**What is expected:**
Please retype every line of the listing below, keeping each character unchanged.

**The input:**

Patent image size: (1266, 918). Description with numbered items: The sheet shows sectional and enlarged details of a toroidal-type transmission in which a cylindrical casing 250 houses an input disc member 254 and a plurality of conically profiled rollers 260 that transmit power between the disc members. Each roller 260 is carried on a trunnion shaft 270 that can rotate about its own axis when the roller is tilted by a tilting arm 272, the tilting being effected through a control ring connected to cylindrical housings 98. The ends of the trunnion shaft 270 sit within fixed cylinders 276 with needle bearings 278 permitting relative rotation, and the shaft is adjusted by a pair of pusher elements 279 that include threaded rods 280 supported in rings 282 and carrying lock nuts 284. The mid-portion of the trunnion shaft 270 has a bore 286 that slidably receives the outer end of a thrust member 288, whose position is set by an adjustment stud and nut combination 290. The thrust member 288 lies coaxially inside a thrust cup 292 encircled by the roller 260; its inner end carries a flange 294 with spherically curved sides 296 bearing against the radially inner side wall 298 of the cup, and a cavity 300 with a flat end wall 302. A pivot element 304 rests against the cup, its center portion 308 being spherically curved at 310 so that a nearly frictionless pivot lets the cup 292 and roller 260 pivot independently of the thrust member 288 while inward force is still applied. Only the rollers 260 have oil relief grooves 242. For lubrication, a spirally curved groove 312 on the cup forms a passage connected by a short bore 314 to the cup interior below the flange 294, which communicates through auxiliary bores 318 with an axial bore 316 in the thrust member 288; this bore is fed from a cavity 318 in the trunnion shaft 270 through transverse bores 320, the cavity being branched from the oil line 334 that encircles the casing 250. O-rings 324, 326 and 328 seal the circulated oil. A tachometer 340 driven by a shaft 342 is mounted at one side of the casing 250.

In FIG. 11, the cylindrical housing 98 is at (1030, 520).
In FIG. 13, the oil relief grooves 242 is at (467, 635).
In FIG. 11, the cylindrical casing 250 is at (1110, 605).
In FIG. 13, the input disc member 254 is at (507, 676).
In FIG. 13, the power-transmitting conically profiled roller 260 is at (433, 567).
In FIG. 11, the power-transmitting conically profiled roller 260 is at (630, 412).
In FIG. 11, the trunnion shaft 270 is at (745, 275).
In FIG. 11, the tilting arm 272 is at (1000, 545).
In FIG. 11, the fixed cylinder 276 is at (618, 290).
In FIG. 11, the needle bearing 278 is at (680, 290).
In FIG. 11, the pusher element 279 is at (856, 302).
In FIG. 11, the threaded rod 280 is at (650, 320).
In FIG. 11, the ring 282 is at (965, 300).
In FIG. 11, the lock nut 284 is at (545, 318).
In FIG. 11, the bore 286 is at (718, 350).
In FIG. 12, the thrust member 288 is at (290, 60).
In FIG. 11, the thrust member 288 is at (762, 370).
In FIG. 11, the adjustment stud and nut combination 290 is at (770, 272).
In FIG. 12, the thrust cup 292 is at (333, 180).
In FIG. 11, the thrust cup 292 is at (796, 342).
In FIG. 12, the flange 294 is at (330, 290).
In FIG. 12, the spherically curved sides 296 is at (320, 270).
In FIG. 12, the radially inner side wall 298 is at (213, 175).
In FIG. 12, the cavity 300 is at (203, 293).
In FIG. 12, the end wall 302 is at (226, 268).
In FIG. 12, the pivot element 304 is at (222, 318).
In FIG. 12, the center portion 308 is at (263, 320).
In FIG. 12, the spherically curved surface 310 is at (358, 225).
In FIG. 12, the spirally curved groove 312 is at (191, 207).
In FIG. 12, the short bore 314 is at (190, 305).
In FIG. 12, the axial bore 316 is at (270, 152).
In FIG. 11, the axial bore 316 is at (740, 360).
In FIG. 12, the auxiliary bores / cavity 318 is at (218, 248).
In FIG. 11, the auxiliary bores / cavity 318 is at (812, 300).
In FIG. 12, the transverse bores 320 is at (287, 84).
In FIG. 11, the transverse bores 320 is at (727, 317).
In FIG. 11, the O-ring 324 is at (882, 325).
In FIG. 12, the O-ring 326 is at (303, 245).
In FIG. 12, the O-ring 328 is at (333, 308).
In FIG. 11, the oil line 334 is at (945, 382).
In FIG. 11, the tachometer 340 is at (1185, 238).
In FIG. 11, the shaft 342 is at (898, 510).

**Output below:**
Patent image size: (1266, 918). Description with numbered items: The sheet shows sectional and enlarged details of a toroidal-type transmission in which a cylindrical casing 250 houses an input disc member 254 and a plurality of conically profiled rollers 260 that transmit power between the disc members. Each roller 260 is carried on a trunnion shaft 270 that can rotate about its own axis when the roller is tilted by a tilting arm 272, the tilting being effected through a control ring connected to cylindrical housings 98. The ends of the trunnion shaft 270 sit within fixed cylinders 276 with needle bearings 278 permitting relative rotation, and the shaft is adjusted by a pair of pusher elements 279 that include threaded rods 280 supported in rings 282 and carrying lock nuts 284. The mid-portion of the trunnion shaft 270 has a bore 286 that slidably receives the outer end of a thrust member 288, whose position is set by an adjustment stud and nut combination 290. The thrust member 288 lies coaxially inside a thrust cup 292 encircled by the roller 260; its inner end carries a flange 294 with spherically curved sides 296 bearing against the radially inner side wall 298 of the cup, and a cavity 300 with a flat end wall 302. A pivot element 304 rests against the cup, its center portion 308 being spherically curved at 310 so that a nearly frictionless pivot lets the cup 292 and roller 260 pivot independently of the thrust member 288 while inward force is still applied. Only the rollers 260 have oil relief grooves 242. For lubrication, a spirally curved groove 312 on the cup forms a passage connected by a short bore 314 to the cup interior below the flange 294, which communicates through auxiliary bores 318 with an axial bore 316 in the thrust member 288; this bore is fed from a cavity 318 in the trunnion shaft 270 through transverse bores 320, the cavity being branched from the oil line 334 that encircles the casing 250. O-rings 324, 326 and 328 seal the circulated oil. A tachometer 340 driven by a shaft 342 is mounted at one side of the casing 250.

In FIG. 11, the cylindrical housing 98 is at (1030, 520).
In FIG. 13, the oil relief grooves 242 is at (467, 635).
In FIG. 11, the cylindrical casing 250 is at (1110, 605).
In FIG. 13, the input disc member 254 is at (507, 676).
In FIG. 13, the power-transmitting conically profiled roller 260 is at (433, 567).
In FIG. 11, the power-transmitting conically profiled roller 260 is at (630, 412).
In FIG. 11, the trunnion shaft 270 is at (745, 275).
In FIG. 11, the tilting arm 272 is at (1000, 545).
In FIG. 11, the fixed cylinder 276 is at (618, 290).
In FIG. 11, the needle bearing 278 is at (680, 290).
In FIG. 11, the pusher element 279 is at (856, 302).
In FIG. 11, the threaded rod 280 is at (650, 320).
In FIG. 11, the ring 282 is at (965, 300).
In FIG. 11, the lock nut 284 is at (545, 318).
In FIG. 11, the bore 286 is at (718, 350).
In FIG. 12, the thrust member 288 is at (290, 60).
In FIG. 11, the thrust member 288 is at (762, 370).
In FIG. 11, the adjustment stud and nut combination 290 is at (770, 272).
In FIG. 12, the thrust cup 292 is at (333, 180).
In FIG. 11, the thrust cup 292 is at (796, 342).
In FIG. 12, the flange 294 is at (330, 290).
In FIG. 12, the spherically curved sides 296 is at (320, 270).
In FIG. 12, the radially inner side wall 298 is at (213, 175).
In FIG. 12, the cavity 300 is at (203, 293).
In FIG. 12, the end wall 302 is at (226, 268).
In FIG. 12, the pivot element 304 is at (222, 318).
In FIG. 12, the center portion 308 is at (263, 320).
In FIG. 12, the spherically curved surface 310 is at (358, 225).
In FIG. 12, the spirally curved groove 312 is at (191, 207).
In FIG. 12, the short bore 314 is at (190, 305).
In FIG. 12, the axial bore 316 is at (270, 152).
In FIG. 11, the axial bore 316 is at (740, 360).
In FIG. 12, the auxiliary bores / cavity 318 is at (218, 248).
In FIG. 11, the auxiliary bores / cavity 318 is at (812, 300).
In FIG. 12, the transverse bores 320 is at (287, 84).
In FIG. 11, the transverse bores 320 is at (727, 317).
In FIG. 11, the O-ring 324 is at (882, 325).
In FIG. 12, the O-ring 326 is at (303, 245).
In FIG. 12, the O-ring 328 is at (333, 308).
In FIG. 11, the oil line 334 is at (945, 382).
In FIG. 11, the tachometer 340 is at (1185, 238).
In FIG. 11, the shaft 342 is at (898, 510).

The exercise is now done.